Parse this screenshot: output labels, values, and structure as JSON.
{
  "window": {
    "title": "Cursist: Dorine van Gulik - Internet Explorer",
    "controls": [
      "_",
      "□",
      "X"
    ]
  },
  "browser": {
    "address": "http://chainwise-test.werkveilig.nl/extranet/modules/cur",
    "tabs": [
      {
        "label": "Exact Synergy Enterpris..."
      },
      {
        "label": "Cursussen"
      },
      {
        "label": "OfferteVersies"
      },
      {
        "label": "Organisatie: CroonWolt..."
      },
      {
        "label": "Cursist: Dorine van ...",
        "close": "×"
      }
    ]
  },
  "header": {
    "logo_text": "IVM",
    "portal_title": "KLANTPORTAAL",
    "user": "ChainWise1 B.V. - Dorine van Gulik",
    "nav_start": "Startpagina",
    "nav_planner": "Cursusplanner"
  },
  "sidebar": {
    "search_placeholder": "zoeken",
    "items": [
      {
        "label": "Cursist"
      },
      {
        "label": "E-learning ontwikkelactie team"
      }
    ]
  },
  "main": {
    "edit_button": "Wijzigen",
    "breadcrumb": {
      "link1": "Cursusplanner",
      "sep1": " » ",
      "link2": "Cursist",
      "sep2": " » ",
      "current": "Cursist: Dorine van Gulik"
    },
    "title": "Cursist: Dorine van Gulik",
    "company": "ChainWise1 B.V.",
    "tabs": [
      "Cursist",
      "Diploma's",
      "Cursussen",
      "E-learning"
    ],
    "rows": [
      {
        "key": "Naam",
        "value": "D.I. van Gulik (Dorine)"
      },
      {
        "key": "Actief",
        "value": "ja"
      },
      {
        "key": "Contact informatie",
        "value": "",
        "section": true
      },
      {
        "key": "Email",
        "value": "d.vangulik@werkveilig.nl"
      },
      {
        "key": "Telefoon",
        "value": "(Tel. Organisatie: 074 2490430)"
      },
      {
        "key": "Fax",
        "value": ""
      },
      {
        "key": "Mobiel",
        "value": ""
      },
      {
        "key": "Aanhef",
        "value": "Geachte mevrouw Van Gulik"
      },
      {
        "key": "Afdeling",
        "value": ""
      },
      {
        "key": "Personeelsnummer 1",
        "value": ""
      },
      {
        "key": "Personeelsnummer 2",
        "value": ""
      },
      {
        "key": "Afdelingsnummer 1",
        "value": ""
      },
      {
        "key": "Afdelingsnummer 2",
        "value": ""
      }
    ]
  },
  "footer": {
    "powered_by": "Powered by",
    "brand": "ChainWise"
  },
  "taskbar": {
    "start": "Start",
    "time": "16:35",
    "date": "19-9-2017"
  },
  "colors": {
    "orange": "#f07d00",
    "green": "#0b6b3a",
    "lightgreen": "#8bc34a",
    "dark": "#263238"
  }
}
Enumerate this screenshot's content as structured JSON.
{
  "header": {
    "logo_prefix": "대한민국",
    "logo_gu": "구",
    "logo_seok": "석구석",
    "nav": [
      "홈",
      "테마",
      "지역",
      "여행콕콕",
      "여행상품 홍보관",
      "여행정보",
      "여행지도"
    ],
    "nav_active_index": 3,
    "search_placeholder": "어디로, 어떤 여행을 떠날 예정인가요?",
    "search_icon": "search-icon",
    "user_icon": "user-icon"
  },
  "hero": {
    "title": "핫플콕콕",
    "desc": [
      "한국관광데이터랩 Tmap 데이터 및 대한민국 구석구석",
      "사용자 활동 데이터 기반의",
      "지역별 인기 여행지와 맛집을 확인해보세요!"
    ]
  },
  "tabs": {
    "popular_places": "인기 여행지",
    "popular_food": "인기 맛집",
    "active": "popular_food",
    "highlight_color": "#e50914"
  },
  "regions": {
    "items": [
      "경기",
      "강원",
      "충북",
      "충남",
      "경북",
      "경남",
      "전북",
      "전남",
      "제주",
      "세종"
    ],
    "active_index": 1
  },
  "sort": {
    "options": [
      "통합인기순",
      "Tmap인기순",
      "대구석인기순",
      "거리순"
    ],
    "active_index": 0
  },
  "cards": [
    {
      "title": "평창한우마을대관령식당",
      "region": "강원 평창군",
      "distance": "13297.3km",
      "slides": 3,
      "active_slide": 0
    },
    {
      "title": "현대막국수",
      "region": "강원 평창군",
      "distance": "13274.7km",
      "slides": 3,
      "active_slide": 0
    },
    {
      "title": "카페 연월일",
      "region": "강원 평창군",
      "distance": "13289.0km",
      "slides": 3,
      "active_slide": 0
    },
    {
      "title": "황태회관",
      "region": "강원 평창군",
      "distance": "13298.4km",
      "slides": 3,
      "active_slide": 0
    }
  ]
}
★ ★ ★ ★ ★
_What is needed_
Look through the entries above; copy each line where the string "Dorine" appears.

_Response for this exercise_
    "title": "Cursist: Dorine van Gulik - Internet Explorer",
        "label": "Cursist: Dorine van ...",
    "user": "ChainWise1 B.V. - Dorine van Gulik",
      "current": "Cursist: Dorine van Gulik"
    "title": "Cursist: Dorine van Gulik",
        "value": "D.I. van Gulik (Dorine)"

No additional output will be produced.